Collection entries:
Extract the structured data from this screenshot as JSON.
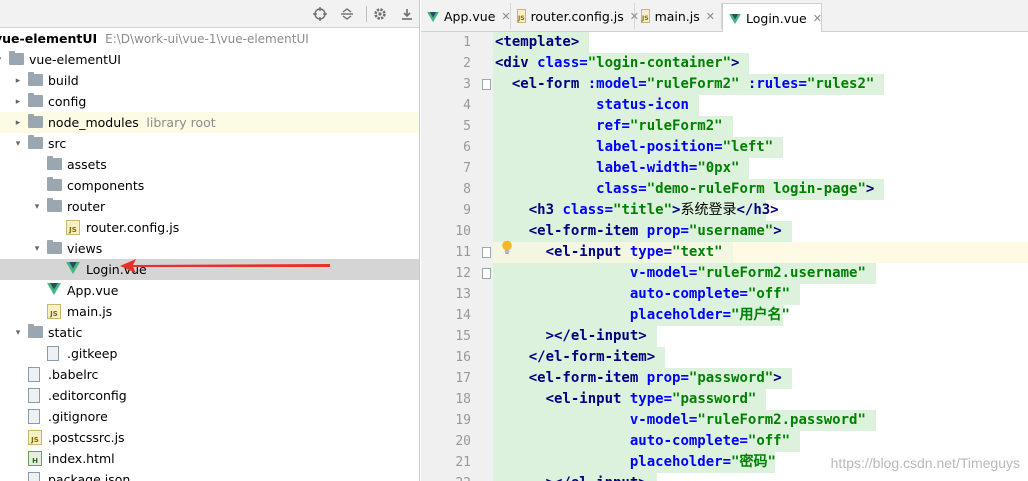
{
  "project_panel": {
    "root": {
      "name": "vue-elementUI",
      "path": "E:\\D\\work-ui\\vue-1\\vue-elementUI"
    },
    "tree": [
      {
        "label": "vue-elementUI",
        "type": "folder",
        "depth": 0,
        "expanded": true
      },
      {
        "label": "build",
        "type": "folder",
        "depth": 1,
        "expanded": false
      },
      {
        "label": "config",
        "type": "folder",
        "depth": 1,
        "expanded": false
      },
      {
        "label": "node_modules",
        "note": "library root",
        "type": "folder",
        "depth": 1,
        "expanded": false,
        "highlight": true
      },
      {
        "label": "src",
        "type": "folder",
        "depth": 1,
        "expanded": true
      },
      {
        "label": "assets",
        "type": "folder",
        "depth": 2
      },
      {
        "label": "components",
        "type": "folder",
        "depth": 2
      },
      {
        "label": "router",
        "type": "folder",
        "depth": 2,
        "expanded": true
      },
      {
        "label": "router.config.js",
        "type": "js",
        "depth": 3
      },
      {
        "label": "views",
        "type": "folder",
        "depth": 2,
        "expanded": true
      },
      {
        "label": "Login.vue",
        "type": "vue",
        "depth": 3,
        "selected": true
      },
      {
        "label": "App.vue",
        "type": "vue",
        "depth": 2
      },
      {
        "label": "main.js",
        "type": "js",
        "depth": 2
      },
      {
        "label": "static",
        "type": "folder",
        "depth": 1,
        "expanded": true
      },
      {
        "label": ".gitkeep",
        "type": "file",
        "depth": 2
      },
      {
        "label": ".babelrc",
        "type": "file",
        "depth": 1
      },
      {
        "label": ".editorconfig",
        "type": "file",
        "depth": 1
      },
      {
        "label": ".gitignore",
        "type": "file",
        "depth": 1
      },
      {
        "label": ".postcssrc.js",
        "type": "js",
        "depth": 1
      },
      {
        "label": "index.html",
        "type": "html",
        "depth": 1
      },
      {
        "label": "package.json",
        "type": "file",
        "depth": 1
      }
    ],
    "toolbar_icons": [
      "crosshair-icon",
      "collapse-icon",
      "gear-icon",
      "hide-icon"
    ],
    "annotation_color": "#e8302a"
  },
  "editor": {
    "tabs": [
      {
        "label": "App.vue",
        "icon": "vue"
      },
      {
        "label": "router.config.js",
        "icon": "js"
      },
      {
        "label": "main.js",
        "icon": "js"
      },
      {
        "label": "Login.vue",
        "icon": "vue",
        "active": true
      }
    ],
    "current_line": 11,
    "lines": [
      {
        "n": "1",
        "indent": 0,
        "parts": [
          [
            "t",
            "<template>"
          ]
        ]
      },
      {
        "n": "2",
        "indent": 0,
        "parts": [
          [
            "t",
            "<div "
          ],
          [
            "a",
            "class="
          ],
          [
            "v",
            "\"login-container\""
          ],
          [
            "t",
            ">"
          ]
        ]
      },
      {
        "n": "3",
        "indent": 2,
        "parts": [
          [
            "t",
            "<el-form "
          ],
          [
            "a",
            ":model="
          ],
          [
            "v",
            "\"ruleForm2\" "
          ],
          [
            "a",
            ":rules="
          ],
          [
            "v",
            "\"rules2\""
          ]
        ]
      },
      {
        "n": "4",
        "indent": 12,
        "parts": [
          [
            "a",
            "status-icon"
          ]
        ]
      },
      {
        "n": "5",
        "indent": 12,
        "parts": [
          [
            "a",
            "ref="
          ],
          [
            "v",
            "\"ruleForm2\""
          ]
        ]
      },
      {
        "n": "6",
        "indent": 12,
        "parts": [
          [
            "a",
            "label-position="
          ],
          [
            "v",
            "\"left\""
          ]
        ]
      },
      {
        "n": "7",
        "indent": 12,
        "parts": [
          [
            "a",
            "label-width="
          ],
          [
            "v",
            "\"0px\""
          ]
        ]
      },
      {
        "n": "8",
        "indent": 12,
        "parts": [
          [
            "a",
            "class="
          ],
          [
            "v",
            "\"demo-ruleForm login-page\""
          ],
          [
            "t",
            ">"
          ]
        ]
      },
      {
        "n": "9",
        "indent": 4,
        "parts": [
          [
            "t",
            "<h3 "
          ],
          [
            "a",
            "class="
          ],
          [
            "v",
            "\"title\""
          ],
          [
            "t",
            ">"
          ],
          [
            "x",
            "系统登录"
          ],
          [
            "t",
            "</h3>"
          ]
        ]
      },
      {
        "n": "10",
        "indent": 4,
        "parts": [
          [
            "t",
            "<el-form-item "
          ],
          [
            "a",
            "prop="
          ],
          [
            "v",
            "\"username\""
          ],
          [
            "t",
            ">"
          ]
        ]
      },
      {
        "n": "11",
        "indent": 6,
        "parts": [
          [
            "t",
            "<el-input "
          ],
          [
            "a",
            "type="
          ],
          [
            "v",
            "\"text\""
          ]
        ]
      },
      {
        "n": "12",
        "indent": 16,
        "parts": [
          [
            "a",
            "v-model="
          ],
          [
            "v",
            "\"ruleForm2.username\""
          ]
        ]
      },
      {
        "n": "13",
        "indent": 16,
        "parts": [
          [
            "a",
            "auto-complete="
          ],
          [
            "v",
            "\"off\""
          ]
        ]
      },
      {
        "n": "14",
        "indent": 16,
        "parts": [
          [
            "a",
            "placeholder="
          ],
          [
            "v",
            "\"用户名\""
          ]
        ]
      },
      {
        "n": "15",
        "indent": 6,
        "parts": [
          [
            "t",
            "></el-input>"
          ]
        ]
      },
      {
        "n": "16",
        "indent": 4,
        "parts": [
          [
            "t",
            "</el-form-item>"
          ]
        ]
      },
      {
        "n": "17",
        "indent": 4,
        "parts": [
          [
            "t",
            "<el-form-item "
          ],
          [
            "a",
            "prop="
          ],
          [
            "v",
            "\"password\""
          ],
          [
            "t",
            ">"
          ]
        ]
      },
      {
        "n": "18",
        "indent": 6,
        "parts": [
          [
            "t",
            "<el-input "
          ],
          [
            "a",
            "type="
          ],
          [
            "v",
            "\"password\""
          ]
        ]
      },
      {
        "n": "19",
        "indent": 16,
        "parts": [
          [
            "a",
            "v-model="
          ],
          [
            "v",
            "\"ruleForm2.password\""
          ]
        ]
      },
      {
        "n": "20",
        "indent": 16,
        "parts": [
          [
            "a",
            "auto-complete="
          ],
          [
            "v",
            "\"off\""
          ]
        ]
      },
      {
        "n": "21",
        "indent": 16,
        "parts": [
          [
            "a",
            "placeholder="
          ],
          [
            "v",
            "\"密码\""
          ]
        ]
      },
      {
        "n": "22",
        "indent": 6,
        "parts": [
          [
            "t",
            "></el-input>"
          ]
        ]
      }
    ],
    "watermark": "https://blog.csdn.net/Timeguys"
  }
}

---

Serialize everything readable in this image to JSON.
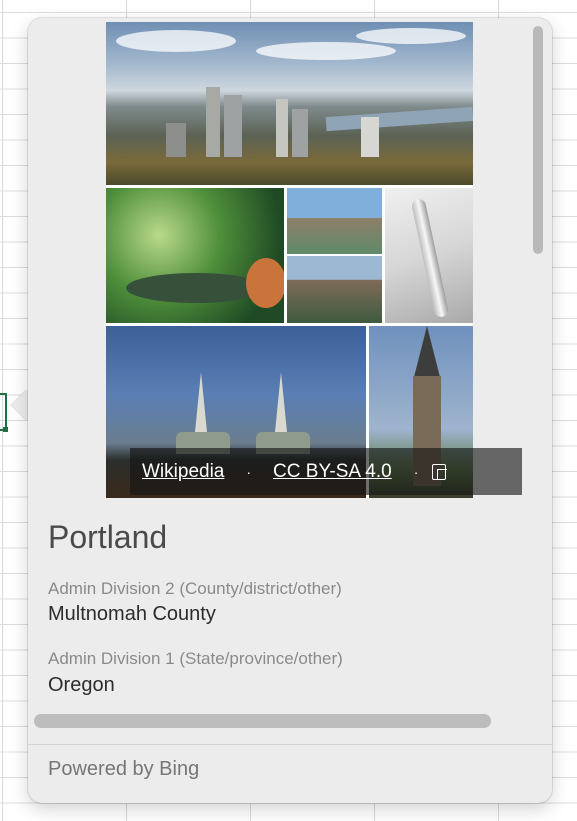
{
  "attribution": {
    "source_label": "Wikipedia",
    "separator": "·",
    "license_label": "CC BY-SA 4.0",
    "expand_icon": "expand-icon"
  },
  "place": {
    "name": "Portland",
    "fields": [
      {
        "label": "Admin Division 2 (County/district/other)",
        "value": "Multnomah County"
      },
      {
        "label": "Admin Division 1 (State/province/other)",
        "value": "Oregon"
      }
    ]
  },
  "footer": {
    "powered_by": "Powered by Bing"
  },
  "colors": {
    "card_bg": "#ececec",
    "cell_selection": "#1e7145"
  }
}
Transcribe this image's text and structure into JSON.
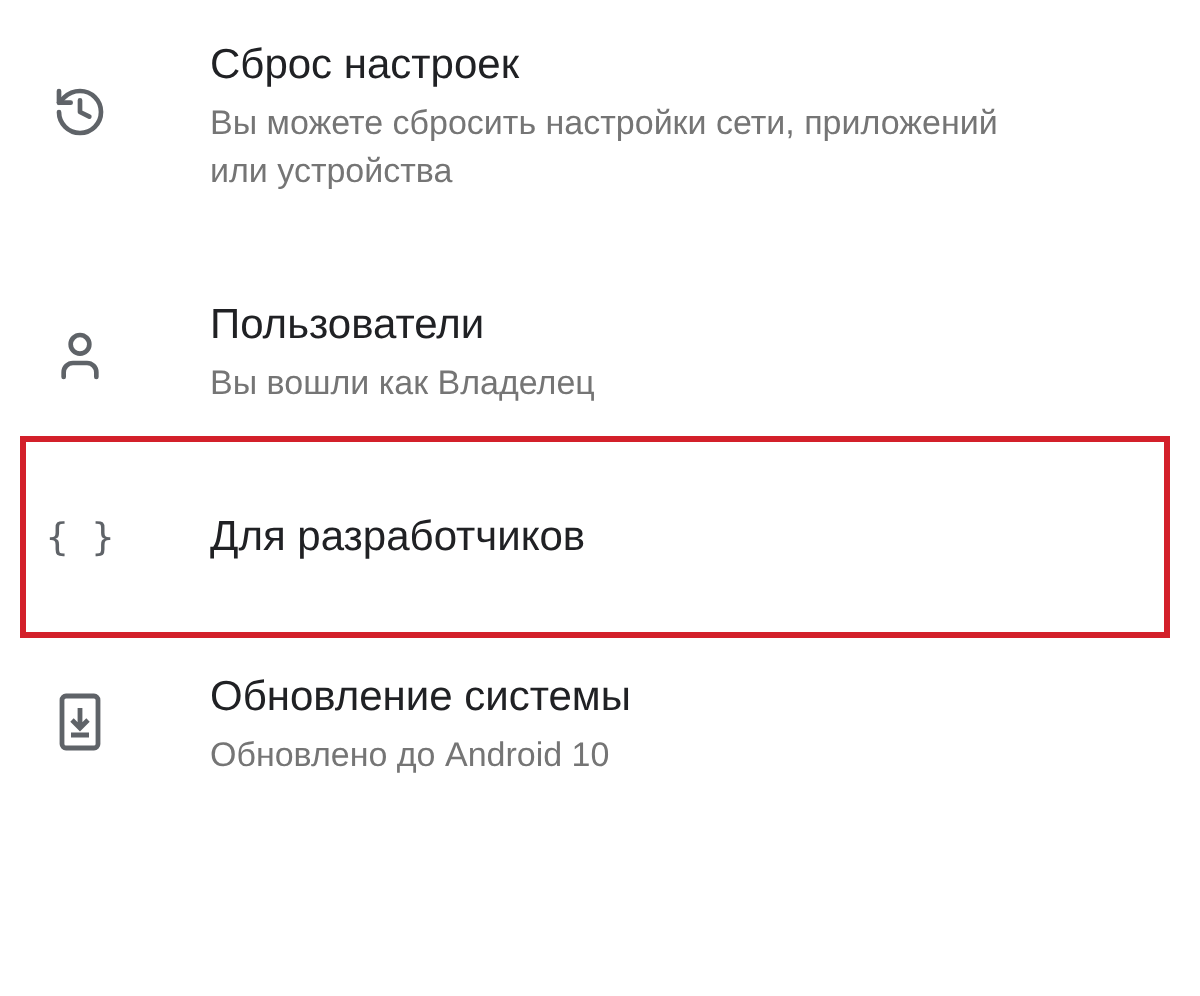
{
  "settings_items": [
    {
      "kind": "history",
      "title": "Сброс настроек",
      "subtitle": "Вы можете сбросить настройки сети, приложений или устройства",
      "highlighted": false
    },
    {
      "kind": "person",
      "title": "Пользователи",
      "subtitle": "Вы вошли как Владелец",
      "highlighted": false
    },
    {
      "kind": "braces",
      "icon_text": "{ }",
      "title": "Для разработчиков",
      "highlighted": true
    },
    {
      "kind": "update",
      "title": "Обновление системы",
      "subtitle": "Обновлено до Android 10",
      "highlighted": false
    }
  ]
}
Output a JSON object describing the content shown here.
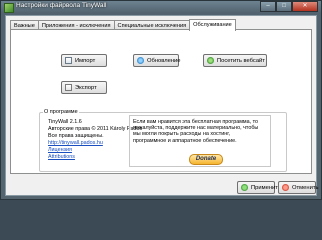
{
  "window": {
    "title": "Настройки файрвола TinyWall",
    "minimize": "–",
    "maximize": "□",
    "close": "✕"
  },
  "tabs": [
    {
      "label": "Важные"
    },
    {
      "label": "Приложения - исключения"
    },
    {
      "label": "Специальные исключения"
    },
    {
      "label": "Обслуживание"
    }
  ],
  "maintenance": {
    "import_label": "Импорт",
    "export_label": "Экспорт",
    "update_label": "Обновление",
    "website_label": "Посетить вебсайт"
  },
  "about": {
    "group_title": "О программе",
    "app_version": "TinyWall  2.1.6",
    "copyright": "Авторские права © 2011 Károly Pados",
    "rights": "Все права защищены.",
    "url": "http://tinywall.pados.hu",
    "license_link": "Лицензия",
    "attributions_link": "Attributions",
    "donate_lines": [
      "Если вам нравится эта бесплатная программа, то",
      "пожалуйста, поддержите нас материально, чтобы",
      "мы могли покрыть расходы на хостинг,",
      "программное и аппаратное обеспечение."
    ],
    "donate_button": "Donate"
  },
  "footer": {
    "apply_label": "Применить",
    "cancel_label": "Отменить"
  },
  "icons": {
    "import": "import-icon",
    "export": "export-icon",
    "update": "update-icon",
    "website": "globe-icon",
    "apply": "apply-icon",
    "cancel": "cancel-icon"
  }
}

● **Your goal**: How many lines in the records above contain the word "Admin"? Give only the number.

● **The solution**: 2